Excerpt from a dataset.
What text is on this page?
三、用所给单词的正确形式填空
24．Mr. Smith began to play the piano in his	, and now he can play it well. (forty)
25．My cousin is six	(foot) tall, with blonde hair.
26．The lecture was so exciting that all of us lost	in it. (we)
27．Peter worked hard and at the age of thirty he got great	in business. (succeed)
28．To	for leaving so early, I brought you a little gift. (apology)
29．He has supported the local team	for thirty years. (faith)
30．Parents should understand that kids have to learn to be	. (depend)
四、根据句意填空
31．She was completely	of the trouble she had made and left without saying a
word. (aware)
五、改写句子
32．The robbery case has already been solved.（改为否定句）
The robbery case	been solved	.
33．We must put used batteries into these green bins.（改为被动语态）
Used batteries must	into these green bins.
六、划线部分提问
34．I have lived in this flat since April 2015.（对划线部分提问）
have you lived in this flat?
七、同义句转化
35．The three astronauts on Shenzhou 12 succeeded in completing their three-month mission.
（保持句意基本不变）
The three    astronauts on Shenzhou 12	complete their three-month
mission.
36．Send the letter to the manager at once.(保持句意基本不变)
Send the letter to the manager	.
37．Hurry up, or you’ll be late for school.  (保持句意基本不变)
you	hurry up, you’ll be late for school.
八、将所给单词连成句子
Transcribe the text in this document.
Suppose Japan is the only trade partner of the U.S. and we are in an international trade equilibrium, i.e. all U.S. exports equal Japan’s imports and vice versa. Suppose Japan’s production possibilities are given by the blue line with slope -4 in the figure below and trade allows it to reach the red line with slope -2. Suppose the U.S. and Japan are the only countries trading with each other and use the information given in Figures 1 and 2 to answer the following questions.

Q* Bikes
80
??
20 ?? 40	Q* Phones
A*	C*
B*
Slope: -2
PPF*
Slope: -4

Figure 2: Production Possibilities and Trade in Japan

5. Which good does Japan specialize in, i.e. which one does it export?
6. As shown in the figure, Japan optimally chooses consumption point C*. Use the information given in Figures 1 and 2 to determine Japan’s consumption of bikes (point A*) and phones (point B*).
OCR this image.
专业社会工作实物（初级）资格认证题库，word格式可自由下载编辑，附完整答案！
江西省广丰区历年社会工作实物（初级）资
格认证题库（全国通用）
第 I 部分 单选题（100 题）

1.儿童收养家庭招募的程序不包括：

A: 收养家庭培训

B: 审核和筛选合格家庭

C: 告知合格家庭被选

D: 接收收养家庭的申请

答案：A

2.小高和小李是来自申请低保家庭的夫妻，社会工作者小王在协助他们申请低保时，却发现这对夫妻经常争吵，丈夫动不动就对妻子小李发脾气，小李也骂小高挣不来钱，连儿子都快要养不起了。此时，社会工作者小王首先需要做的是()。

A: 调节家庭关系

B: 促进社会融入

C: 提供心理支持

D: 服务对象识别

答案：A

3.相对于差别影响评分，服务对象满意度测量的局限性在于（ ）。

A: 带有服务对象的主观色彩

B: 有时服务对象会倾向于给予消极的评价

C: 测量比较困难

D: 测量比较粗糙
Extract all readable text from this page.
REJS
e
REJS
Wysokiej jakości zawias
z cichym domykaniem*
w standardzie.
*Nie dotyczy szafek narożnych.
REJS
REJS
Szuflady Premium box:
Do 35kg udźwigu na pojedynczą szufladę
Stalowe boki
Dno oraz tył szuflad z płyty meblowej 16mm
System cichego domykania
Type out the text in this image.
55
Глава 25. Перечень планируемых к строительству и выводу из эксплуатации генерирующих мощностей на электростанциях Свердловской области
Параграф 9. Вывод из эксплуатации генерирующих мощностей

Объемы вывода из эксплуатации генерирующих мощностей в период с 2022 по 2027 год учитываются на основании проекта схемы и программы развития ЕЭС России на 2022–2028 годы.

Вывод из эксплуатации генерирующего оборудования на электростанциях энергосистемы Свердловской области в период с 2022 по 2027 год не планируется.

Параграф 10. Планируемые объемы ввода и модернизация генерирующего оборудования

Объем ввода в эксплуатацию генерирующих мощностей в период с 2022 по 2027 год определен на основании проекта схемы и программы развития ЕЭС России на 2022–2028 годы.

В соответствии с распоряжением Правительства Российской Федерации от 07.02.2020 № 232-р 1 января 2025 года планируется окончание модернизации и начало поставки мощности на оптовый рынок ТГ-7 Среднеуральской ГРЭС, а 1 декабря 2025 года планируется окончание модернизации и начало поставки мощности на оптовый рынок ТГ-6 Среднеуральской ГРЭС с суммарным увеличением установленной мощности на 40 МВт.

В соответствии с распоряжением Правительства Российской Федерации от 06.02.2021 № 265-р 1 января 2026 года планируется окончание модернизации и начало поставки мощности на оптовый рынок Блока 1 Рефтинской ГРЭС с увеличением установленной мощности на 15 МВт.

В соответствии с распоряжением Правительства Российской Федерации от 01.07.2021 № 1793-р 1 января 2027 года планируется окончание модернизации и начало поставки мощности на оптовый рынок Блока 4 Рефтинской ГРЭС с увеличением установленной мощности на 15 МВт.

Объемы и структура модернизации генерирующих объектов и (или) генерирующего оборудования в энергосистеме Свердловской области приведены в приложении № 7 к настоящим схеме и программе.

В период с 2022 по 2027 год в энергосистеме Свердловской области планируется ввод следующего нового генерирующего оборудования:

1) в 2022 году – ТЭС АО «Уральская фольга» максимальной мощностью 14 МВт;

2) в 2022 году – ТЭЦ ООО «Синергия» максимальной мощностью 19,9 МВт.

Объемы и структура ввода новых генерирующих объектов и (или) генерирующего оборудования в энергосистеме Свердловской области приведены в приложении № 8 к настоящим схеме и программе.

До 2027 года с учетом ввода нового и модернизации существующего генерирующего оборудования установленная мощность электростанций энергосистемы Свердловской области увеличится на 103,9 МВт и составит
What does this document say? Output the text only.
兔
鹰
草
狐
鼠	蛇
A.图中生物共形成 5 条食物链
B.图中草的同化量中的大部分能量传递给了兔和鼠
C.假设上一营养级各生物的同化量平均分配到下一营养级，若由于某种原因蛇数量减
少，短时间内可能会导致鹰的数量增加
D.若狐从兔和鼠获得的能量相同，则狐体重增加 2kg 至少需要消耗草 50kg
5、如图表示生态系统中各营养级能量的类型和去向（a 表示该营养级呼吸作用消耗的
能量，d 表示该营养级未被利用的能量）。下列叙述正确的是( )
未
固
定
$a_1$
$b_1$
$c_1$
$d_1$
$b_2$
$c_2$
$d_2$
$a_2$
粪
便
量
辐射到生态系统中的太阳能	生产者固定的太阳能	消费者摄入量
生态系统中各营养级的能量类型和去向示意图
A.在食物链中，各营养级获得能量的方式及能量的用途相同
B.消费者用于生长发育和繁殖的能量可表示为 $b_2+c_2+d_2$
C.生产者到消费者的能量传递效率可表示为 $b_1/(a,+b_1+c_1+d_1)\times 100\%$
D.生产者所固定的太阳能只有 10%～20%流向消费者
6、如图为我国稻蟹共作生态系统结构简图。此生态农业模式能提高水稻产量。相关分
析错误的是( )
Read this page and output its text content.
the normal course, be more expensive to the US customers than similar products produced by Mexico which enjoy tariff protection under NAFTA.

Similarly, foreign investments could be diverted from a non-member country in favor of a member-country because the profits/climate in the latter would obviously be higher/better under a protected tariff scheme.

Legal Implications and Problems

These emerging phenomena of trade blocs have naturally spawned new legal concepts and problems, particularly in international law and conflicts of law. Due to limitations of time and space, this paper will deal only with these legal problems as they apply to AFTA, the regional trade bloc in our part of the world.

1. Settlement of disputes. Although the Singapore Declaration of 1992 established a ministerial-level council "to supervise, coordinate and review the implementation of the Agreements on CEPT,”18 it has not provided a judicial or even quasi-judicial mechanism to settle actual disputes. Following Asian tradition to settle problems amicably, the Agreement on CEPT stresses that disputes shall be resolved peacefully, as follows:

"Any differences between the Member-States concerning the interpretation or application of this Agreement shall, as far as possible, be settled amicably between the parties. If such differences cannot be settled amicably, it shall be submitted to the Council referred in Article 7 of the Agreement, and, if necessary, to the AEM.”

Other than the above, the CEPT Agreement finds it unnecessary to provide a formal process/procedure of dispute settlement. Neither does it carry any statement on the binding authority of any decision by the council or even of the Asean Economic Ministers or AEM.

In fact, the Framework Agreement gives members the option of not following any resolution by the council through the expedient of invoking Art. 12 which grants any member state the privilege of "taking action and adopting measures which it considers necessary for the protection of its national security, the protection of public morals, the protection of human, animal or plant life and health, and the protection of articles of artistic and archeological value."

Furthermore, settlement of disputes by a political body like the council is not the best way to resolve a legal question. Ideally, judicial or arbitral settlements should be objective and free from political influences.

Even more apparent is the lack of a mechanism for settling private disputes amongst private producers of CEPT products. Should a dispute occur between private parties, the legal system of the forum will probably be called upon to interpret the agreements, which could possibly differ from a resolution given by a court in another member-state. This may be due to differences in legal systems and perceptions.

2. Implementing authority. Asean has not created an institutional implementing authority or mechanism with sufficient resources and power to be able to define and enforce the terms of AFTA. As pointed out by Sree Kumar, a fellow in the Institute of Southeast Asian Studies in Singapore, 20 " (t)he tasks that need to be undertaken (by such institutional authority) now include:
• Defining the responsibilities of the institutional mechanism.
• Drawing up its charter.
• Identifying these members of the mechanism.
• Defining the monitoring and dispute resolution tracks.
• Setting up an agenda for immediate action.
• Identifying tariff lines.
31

WHAT THE TASK ASKS. Give every line of the material that includes the string "thirty".

RESPONSE TO THE EXERCISE.
27．Peter worked hard and at the age of thirty he got great	in business. (succeed)
29．He has supported the local team	for thirty years. (faith)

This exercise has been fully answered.